— START —

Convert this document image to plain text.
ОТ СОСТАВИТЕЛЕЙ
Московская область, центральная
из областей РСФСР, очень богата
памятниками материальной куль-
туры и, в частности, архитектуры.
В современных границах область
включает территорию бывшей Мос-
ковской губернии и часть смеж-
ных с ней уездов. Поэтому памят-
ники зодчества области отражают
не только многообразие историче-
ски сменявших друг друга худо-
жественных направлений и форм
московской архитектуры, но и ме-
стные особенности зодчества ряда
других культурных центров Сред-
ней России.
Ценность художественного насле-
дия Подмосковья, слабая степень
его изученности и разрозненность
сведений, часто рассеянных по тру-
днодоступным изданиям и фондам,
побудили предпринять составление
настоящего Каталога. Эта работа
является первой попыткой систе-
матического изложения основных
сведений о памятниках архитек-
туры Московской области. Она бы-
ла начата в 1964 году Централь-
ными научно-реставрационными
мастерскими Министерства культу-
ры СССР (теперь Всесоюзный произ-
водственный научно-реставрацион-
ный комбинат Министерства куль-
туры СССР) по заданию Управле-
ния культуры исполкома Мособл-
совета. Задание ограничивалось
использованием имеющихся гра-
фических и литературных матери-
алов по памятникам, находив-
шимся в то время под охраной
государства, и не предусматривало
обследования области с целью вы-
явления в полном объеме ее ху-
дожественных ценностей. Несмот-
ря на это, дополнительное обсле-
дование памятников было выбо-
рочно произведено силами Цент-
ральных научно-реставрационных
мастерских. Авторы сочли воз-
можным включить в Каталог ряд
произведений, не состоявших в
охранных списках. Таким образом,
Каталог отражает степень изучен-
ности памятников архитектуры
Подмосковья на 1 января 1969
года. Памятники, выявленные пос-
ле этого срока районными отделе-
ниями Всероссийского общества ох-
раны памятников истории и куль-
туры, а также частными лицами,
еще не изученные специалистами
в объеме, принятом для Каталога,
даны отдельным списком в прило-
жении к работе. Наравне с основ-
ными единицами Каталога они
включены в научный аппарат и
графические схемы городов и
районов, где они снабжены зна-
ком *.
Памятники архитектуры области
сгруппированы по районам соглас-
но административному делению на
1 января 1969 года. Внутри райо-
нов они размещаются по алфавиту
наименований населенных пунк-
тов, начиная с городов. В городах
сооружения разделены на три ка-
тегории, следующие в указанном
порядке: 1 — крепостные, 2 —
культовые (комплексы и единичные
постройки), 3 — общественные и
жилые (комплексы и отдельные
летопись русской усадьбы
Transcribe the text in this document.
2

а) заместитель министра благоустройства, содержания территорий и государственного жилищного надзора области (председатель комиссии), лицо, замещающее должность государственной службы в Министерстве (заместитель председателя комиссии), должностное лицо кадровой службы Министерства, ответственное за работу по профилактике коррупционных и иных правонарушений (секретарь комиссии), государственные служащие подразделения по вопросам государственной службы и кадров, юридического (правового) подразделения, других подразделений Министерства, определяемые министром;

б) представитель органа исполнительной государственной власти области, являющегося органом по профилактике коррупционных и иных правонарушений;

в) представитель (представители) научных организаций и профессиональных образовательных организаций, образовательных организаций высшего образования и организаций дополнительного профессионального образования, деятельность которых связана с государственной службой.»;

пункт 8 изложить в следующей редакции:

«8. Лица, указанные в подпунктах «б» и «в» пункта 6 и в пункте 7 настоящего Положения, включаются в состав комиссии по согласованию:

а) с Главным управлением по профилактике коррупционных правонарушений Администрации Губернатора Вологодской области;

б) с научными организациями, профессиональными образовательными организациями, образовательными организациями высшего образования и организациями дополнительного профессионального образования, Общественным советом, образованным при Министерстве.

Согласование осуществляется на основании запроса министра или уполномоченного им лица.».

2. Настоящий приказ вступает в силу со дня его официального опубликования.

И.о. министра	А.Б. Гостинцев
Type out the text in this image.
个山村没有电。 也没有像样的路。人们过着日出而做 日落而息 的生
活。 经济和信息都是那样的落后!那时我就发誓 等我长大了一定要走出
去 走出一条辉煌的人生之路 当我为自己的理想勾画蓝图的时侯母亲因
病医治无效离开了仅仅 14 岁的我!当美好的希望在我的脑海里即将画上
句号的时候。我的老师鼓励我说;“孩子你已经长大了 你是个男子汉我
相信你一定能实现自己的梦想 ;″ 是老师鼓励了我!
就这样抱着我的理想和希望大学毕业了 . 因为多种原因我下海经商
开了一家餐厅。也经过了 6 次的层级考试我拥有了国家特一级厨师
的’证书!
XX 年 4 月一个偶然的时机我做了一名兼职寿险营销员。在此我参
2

— END —

__WORK TO COMPLETE__: Make an exact copy of the data above.

__SOLUTION__:
Convert this document image to plain text.
ОТ СОСТАВИТЕЛЕЙ
Московская область, центральная
из областей РСФСР, очень богата
памятниками материальной куль-
туры и, в частности, архитектуры.
В современных границах область
включает территорию бывшей Мос-
ковской губернии и часть смеж-
ных с ней уездов. Поэтому памят-
ники зодчества области отражают
не только многообразие историче-
ски сменявших друг друга худо-
жественных направлений и форм
московской архитектуры, но и ме-
стные особенности зодчества ряда
других культурных центров Сред-
ней России.
Ценность художественного насле-
дия Подмосковья, слабая степень
его изученности и разрозненность
сведений, часто рассеянных по тру-
днодоступным изданиям и фондам,
побудили предпринять составление
настоящего Каталога. Эта работа
является первой попыткой систе-
матического изложения основных
сведений о памятниках архитек-
туры Московской области. Она бы-
ла начата в 1964 году Централь-
ными научно-реставрационными
мастерскими Министерства культу-
ры СССР (теперь Всесоюзный произ-
водственный научно-реставрацион-
ный комбинат Министерства куль-
туры СССР) по заданию Управле-
ния культуры исполкома Мособл-
совета. Задание ограничивалось
использованием имеющихся гра-
фических и литературных матери-
алов по памятникам, находив-
шимся в то время под охраной
государства, и не предусматривало
обследования области с целью вы-
явления в полном объеме ее ху-
дожественных ценностей. Несмот-
ря на это, дополнительное обсле-
дование памятников было выбо-
рочно произведено силами Цент-
ральных научно-реставрационных
мастерских. Авторы сочли воз-
можным включить в Каталог ряд
произведений, не состоявших в
охранных списках. Таким образом,
Каталог отражает степень изучен-
ности памятников архитектуры
Подмосковья на 1 января 1969
года. Памятники, выявленные пос-
ле этого срока районными отделе-
ниями Всероссийского общества ох-
раны памятников истории и куль-
туры, а также частными лицами,
еще не изученные специалистами
в объеме, принятом для Каталога,
даны отдельным списком в прило-
жении к работе. Наравне с основ-
ными единицами Каталога они
включены в научный аппарат и
графические схемы городов и
районов, где они снабжены зна-
ком *.
Памятники архитектуры области
сгруппированы по районам соглас-
но административному делению на
1 января 1969 года. Внутри райо-
нов они размещаются по алфавиту
наименований населенных пунк-
тов, начиная с городов. В городах
сооружения разделены на три ка-
тегории, следующие в указанном
порядке: 1 — крепостные, 2 —
культовые (комплексы и единичные
постройки), 3 — общественные и
жилые (комплексы и отдельные
летопись русской усадьбы
Transcribe the text in this document.
2

а) заместитель министра благоустройства, содержания территорий и государственного жилищного надзора области (председатель комиссии), лицо, замещающее должность государственной службы в Министерстве (заместитель председателя комиссии), должностное лицо кадровой службы Министерства, ответственное за работу по профилактике коррупционных и иных правонарушений (секретарь комиссии), государственные служащие подразделения по вопросам государственной службы и кадров, юридического (правового) подразделения, других подразделений Министерства, определяемые министром;

б) представитель органа исполнительной государственной власти области, являющегося органом по профилактике коррупционных и иных правонарушений;

в) представитель (представители) научных организаций и профессиональных образовательных организаций, образовательных организаций высшего образования и организаций дополнительного профессионального образования, деятельность которых связана с государственной службой.»;

пункт 8 изложить в следующей редакции:

«8. Лица, указанные в подпунктах «б» и «в» пункта 6 и в пункте 7 настоящего Положения, включаются в состав комиссии по согласованию:

а) с Главным управлением по профилактике коррупционных правонарушений Администрации Губернатора Вологодской области;

б) с научными организациями, профессиональными образовательными организациями, образовательными организациями высшего образования и организациями дополнительного профессионального образования, Общественным советом, образованным при Министерстве.

Согласование осуществляется на основании запроса министра или уполномоченного им лица.».

2. Настоящий приказ вступает в силу со дня его официального опубликования.

И.о. министра	А.Б. Гостинцев
Type out the text in this image.
个山村没有电。 也没有像样的路。人们过着日出而做 日落而息 的生
活。 经济和信息都是那样的落后!那时我就发誓 等我长大了一定要走出
去 走出一条辉煌的人生之路 当我为自己的理想勾画蓝图的时侯母亲因
病医治无效离开了仅仅 14 岁的我!当美好的希望在我的脑海里即将画上
句号的时候。我的老师鼓励我说;“孩子你已经长大了 你是个男子汉我
相信你一定能实现自己的梦想 ;″ 是老师鼓励了我!
就这样抱着我的理想和希望大学毕业了 . 因为多种原因我下海经商
开了一家餐厅。也经过了 6 次的层级考试我拥有了国家特一级厨师
的’证书!
XX 年 4 月一个偶然的时机我做了一名兼职寿险营销员。在此我参
2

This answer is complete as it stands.